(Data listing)
* begin *
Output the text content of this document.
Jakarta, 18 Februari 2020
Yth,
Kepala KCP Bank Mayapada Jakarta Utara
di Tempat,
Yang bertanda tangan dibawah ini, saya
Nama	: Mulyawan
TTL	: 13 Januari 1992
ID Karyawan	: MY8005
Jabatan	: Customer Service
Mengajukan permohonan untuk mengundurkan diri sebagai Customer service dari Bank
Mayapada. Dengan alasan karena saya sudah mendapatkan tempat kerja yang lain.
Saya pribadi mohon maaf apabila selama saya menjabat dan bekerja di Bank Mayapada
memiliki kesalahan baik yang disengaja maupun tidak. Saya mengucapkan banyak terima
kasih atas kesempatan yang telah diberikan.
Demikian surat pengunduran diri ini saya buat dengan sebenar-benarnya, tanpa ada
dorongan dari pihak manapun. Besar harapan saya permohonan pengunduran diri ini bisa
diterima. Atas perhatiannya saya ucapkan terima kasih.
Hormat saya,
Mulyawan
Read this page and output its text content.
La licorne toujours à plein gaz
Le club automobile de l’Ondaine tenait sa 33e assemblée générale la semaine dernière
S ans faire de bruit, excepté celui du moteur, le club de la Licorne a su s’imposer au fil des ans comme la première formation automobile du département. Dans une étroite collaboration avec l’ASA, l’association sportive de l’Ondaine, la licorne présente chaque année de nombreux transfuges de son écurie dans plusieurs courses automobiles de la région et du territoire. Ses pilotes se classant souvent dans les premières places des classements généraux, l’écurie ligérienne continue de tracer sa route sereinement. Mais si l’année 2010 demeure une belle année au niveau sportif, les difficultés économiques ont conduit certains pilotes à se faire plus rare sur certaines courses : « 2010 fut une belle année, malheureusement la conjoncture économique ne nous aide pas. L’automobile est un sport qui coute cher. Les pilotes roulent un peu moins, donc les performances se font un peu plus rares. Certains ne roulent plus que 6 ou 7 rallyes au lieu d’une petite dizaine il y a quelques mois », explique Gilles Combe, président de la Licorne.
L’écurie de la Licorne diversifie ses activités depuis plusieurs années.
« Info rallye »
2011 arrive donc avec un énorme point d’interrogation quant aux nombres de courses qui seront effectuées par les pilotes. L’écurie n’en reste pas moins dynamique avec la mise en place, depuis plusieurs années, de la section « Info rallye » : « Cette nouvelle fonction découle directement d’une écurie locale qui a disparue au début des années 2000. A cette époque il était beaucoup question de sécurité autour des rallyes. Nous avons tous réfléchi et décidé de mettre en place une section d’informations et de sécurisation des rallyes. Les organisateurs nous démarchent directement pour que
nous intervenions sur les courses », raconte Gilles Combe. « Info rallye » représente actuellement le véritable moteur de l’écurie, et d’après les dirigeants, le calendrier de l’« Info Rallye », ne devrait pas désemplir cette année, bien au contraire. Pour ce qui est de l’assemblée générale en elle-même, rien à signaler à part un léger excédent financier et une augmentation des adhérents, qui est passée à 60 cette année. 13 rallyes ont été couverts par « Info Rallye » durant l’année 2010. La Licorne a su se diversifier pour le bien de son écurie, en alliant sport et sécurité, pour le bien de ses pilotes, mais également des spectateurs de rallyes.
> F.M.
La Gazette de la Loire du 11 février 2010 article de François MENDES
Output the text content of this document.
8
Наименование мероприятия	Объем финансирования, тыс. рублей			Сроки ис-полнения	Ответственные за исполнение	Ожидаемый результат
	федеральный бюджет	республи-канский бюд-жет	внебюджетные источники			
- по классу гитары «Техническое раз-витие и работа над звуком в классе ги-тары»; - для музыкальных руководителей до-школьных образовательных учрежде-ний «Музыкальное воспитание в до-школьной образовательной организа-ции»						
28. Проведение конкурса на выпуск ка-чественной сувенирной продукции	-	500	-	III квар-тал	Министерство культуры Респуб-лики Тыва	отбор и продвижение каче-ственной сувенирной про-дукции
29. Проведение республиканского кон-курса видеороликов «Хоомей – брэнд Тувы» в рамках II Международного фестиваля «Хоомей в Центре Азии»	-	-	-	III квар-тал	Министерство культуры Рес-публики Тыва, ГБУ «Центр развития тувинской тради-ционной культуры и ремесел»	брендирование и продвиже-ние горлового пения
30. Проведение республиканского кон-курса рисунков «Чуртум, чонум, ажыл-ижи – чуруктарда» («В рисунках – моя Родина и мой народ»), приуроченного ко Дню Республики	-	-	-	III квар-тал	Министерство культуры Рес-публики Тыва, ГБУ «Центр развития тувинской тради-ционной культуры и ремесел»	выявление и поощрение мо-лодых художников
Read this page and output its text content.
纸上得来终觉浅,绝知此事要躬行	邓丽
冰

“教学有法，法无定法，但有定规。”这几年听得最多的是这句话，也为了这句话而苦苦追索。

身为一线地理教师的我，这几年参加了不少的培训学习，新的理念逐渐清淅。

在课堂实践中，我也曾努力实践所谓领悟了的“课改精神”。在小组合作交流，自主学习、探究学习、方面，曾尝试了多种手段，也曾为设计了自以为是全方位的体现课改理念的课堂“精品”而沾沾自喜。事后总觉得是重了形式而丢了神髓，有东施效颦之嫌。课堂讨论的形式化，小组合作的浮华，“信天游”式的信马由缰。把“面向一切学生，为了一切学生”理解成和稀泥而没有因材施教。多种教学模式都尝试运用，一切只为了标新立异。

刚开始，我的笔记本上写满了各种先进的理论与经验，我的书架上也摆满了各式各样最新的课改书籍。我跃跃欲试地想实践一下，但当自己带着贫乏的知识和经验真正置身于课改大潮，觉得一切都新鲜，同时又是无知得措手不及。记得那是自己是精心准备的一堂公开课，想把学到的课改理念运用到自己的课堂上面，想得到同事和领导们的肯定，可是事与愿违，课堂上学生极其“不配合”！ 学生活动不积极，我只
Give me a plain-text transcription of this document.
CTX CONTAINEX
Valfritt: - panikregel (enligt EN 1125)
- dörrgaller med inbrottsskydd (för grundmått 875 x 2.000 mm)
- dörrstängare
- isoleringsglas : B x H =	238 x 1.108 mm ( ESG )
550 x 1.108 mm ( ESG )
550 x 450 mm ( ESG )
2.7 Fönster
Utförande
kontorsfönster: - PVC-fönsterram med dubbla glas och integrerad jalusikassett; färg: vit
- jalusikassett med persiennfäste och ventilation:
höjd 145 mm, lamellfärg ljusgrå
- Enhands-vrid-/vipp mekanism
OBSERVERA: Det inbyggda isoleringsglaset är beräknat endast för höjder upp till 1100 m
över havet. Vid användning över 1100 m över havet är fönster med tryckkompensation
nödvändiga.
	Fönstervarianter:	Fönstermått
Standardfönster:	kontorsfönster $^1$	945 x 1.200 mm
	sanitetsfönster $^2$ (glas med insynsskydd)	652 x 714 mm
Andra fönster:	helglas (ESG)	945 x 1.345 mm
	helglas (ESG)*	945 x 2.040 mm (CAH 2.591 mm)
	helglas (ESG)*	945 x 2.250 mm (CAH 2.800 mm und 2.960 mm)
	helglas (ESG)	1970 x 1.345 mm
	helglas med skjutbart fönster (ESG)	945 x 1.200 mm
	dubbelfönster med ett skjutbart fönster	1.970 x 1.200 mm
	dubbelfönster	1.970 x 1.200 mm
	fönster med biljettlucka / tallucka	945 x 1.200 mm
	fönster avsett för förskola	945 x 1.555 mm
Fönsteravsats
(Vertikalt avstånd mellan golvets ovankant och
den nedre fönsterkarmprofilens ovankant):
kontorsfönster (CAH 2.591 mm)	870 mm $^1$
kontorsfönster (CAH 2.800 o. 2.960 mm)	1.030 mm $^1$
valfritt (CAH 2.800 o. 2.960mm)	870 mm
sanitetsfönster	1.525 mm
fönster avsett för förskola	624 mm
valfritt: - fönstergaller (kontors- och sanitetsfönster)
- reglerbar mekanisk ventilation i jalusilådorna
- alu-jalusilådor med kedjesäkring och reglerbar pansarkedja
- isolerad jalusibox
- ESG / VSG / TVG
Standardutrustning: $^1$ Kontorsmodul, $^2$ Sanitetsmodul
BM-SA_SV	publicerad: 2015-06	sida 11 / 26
* end *
◆ **Short task**
From the entries, report each line that includes the word "helglas".

◆ **Result of the task**
Andra fönster:	helglas (ESG)	945 x 1.345 mm
	helglas (ESG)*	945 x 2.040 mm (CAH 2.591 mm)
	helglas (ESG)*	945 x 2.250 mm (CAH 2.800 mm und 2.960 mm)
	helglas (ESG)	1970 x 1.345 mm
	helglas med skjutbart fönster (ESG)	945 x 1.200 mm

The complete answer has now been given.